— start —

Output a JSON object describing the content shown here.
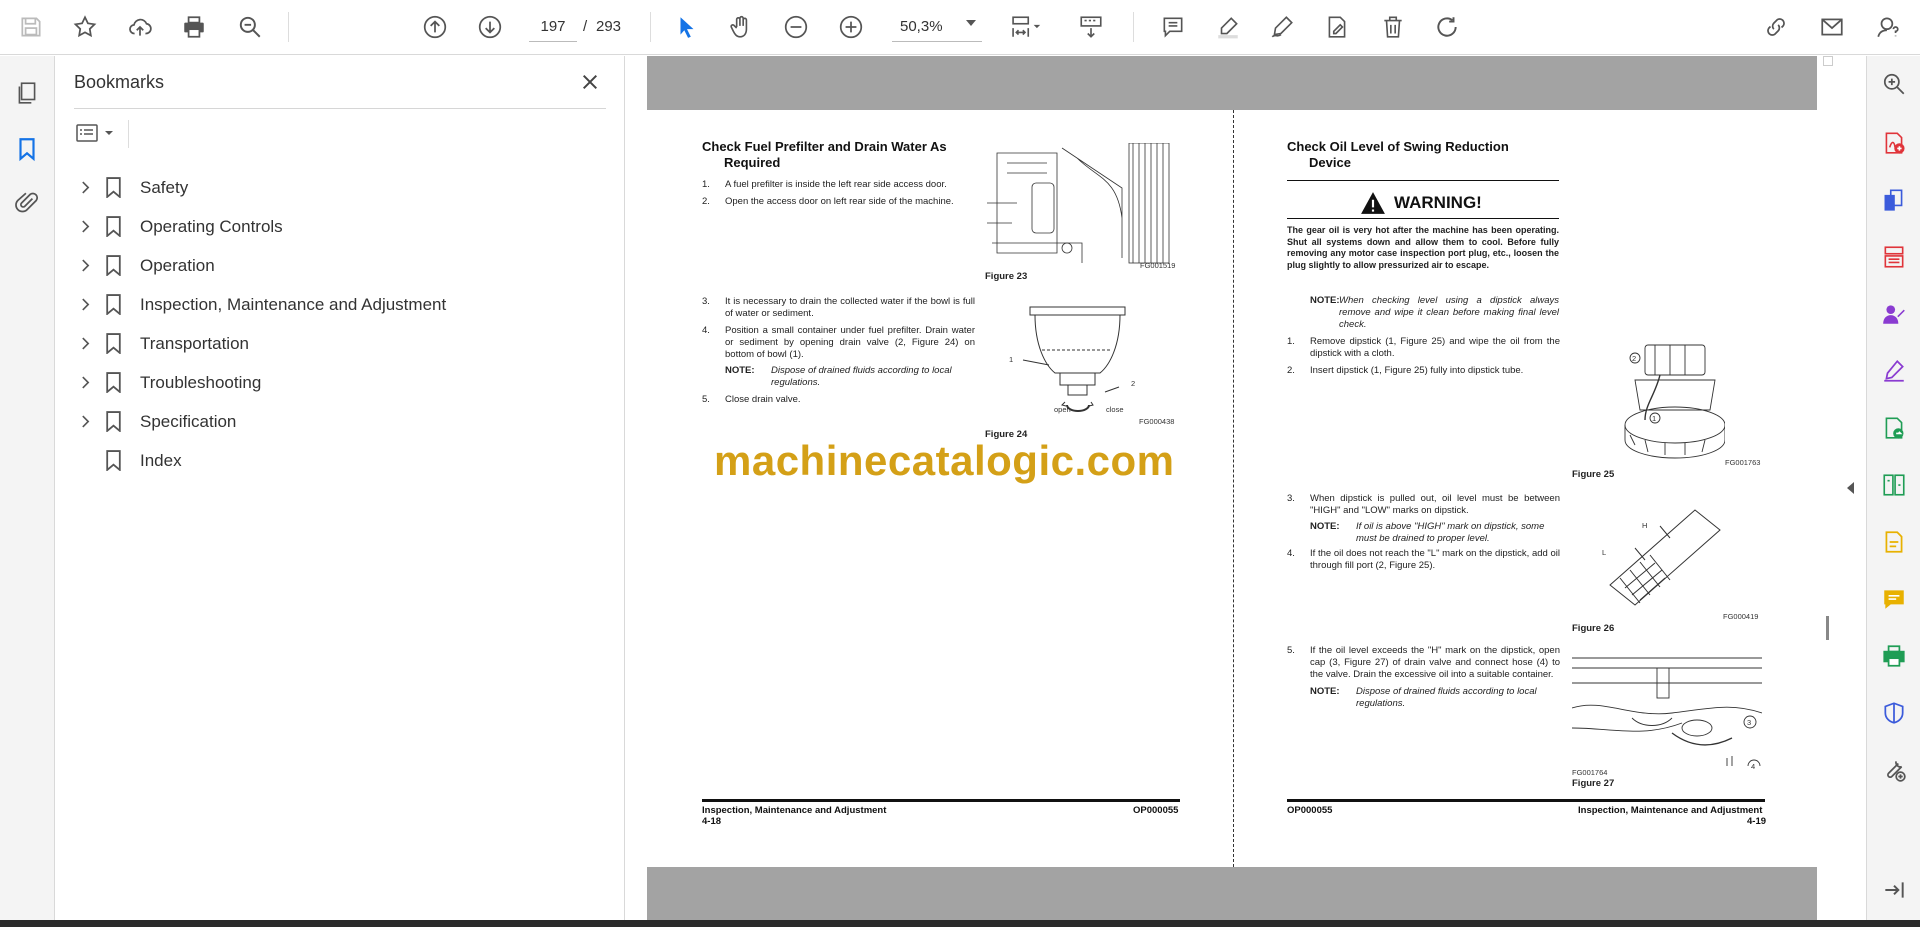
{
  "toolbar": {
    "page_current": "197",
    "page_separator": "/",
    "page_total": "293",
    "zoom": "50,3%"
  },
  "bookmarks": {
    "title": "Bookmarks",
    "items": [
      {
        "label": "Safety",
        "expandable": true
      },
      {
        "label": "Operating Controls",
        "expandable": true
      },
      {
        "label": "Operation",
        "expandable": true
      },
      {
        "label": "Inspection, Maintenance and Adjustment",
        "expandable": true
      },
      {
        "label": "Transportation",
        "expandable": true
      },
      {
        "label": "Troubleshooting",
        "expandable": true
      },
      {
        "label": "Specification",
        "expandable": true
      },
      {
        "label": "Index",
        "expandable": false
      }
    ]
  },
  "left_page": {
    "heading_line1": "Check Fuel Prefilter and Drain Water As",
    "heading_line2": "Required",
    "steps": [
      {
        "n": "1.",
        "text": "A fuel prefilter is inside the left rear side access door."
      },
      {
        "n": "2.",
        "text": "Open the access door on left rear side of the machine."
      },
      {
        "n": "3.",
        "text": "It is necessary to drain the collected water if the bowl is full of water or sediment."
      },
      {
        "n": "4.",
        "text": "Position a small container under fuel prefilter. Drain water or sediment by opening drain valve (2, Figure 24) on bottom of bowl (1)."
      },
      {
        "n": "5.",
        "text": "Close drain valve."
      }
    ],
    "note_label": "NOTE:",
    "note_text": "Dispose of drained fluids according to local regulations.",
    "fig23_caption": "Figure 23",
    "fig23_code": "FG001519",
    "fig24_caption": "Figure 24",
    "fig24_code": "FG000438",
    "fig24_label_1": "1",
    "fig24_label_2": "2",
    "fig24_open": "open",
    "fig24_close": "close",
    "footer_left_title": "Inspection, Maintenance and Adjustment",
    "footer_left_page": "4-18",
    "footer_right_code": "OP000055"
  },
  "right_page": {
    "heading_line1": "Check Oil Level of Swing Reduction",
    "heading_line2": "Device",
    "warning_title": "WARNING!",
    "warning_text": "The gear oil is very hot after the machine has been operating. Shut all systems down and allow them to cool. Before fully removing any motor case inspection port plug, etc., loosen the plug slightly to allow pressurized air to escape.",
    "note1_label": "NOTE:",
    "note1_text": "When checking level using a dipstick always remove and wipe it clean before making final level check.",
    "steps": [
      {
        "n": "1.",
        "text": "Remove dipstick (1, Figure 25) and wipe the oil from the dipstick with a cloth."
      },
      {
        "n": "2.",
        "text": "Insert dipstick (1, Figure 25) fully into dipstick tube."
      },
      {
        "n": "3.",
        "text": "When dipstick is pulled out, oil level must be between \"HIGH\" and \"LOW\" marks on dipstick."
      },
      {
        "n": "4.",
        "text": "If the oil does not reach the \"L\" mark on the dipstick, add oil through fill port (2, Figure 25)."
      },
      {
        "n": "5.",
        "text": "If the oil level exceeds the \"H\" mark on the dipstick, open cap (3, Figure 27) of drain valve and connect hose (4) to the valve. Drain the excessive oil into a suitable container."
      }
    ],
    "note2_label": "NOTE:",
    "note2_text": "If oil is above \"HIGH\" mark on dipstick, some must be drained to proper level.",
    "note3_label": "NOTE:",
    "note3_text": "Dispose of drained fluids according to local regulations.",
    "fig25_caption": "Figure 25",
    "fig25_code": "FG001763",
    "fig26_caption": "Figure 26",
    "fig26_code": "FG000419",
    "fig27_caption": "Figure 27",
    "fig27_code": "FG001764",
    "fig26_h": "H",
    "fig26_l": "L",
    "fig_label_1": "1",
    "fig_label_2": "2",
    "fig_label_3": "3",
    "fig_label_4": "4",
    "footer_left_code": "OP000055",
    "footer_right_title": "Inspection, Maintenance and Adjustment",
    "footer_right_page": "4-19"
  },
  "watermark": "machinecatalogic.com",
  "colors": {
    "accent": "#1473e6",
    "watermark": "#d4a017",
    "rail_icon_purple": "#8a3bd1",
    "rail_icon_red": "#e0343a",
    "rail_icon_green": "#1f9d55",
    "rail_icon_yellow": "#e8b100",
    "rail_icon_blue": "#3b5bdb"
  }
}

— end —

#### [Task prompt]
Pictures are to be left out; repeat all the remaining data exactly.

#### [Result of this exercise]
Output a JSON object describing the content shown here.
{
  "toolbar": {
    "page_current": "197",
    "page_separator": "/",
    "page_total": "293",
    "zoom": "50,3%"
  },
  "bookmarks": {
    "title": "Bookmarks",
    "items": [
      {
        "label": "Safety",
        "expandable": true
      },
      {
        "label": "Operating Controls",
        "expandable": true
      },
      {
        "label": "Operation",
        "expandable": true
      },
      {
        "label": "Inspection, Maintenance and Adjustment",
        "expandable": true
      },
      {
        "label": "Transportation",
        "expandable": true
      },
      {
        "label": "Troubleshooting",
        "expandable": true
      },
      {
        "label": "Specification",
        "expandable": true
      },
      {
        "label": "Index",
        "expandable": false
      }
    ]
  },
  "left_page": {
    "heading_line1": "Check Fuel Prefilter and Drain Water As",
    "heading_line2": "Required",
    "steps": [
      {
        "n": "1.",
        "text": "A fuel prefilter is inside the left rear side access door."
      },
      {
        "n": "2.",
        "text": "Open the access door on left rear side of the machine."
      },
      {
        "n": "3.",
        "text": "It is necessary to drain the collected water if the bowl is full of water or sediment."
      },
      {
        "n": "4.",
        "text": "Position a small container under fuel prefilter. Drain water or sediment by opening drain valve (2, Figure 24) on bottom of bowl (1)."
      },
      {
        "n": "5.",
        "text": "Close drain valve."
      }
    ],
    "note_label": "NOTE:",
    "note_text": "Dispose of drained fluids according to local regulations.",
    "fig23_caption": "Figure 23",
    "fig23_code": "FG001519",
    "fig24_caption": "Figure 24",
    "fig24_code": "FG000438",
    "fig24_label_1": "1",
    "fig24_label_2": "2",
    "fig24_open": "open",
    "fig24_close": "close",
    "footer_left_title": "Inspection, Maintenance and Adjustment",
    "footer_left_page": "4-18",
    "footer_right_code": "OP000055"
  },
  "right_page": {
    "heading_line1": "Check Oil Level of Swing Reduction",
    "heading_line2": "Device",
    "warning_title": "WARNING!",
    "warning_text": "The gear oil is very hot after the machine has been operating. Shut all systems down and allow them to cool. Before fully removing any motor case inspection port plug, etc., loosen the plug slightly to allow pressurized air to escape.",
    "note1_label": "NOTE:",
    "note1_text": "When checking level using a dipstick always remove and wipe it clean before making final level check.",
    "steps": [
      {
        "n": "1.",
        "text": "Remove dipstick (1, Figure 25) and wipe the oil from the dipstick with a cloth."
      },
      {
        "n": "2.",
        "text": "Insert dipstick (1, Figure 25) fully into dipstick tube."
      },
      {
        "n": "3.",
        "text": "When dipstick is pulled out, oil level must be between \"HIGH\" and \"LOW\" marks on dipstick."
      },
      {
        "n": "4.",
        "text": "If the oil does not reach the \"L\" mark on the dipstick, add oil through fill port (2, Figure 25)."
      },
      {
        "n": "5.",
        "text": "If the oil level exceeds the \"H\" mark on the dipstick, open cap (3, Figure 27) of drain valve and connect hose (4) to the valve. Drain the excessive oil into a suitable container."
      }
    ],
    "note2_label": "NOTE:",
    "note2_text": "If oil is above \"HIGH\" mark on dipstick, some must be drained to proper level.",
    "note3_label": "NOTE:",
    "note3_text": "Dispose of drained fluids according to local regulations.",
    "fig25_caption": "Figure 25",
    "fig25_code": "FG001763",
    "fig26_caption": "Figure 26",
    "fig26_code": "FG000419",
    "fig27_caption": "Figure 27",
    "fig27_code": "FG001764",
    "fig26_h": "H",
    "fig26_l": "L",
    "fig_label_1": "1",
    "fig_label_2": "2",
    "fig_label_3": "3",
    "fig_label_4": "4",
    "footer_left_code": "OP000055",
    "footer_right_title": "Inspection, Maintenance and Adjustment",
    "footer_right_page": "4-19"
  },
  "watermark": "machinecatalogic.com",
  "colors": {
    "accent": "#1473e6",
    "watermark": "#d4a017",
    "rail_icon_purple": "#8a3bd1",
    "rail_icon_red": "#e0343a",
    "rail_icon_green": "#1f9d55",
    "rail_icon_yellow": "#e8b100",
    "rail_icon_blue": "#3b5bdb"
  }
}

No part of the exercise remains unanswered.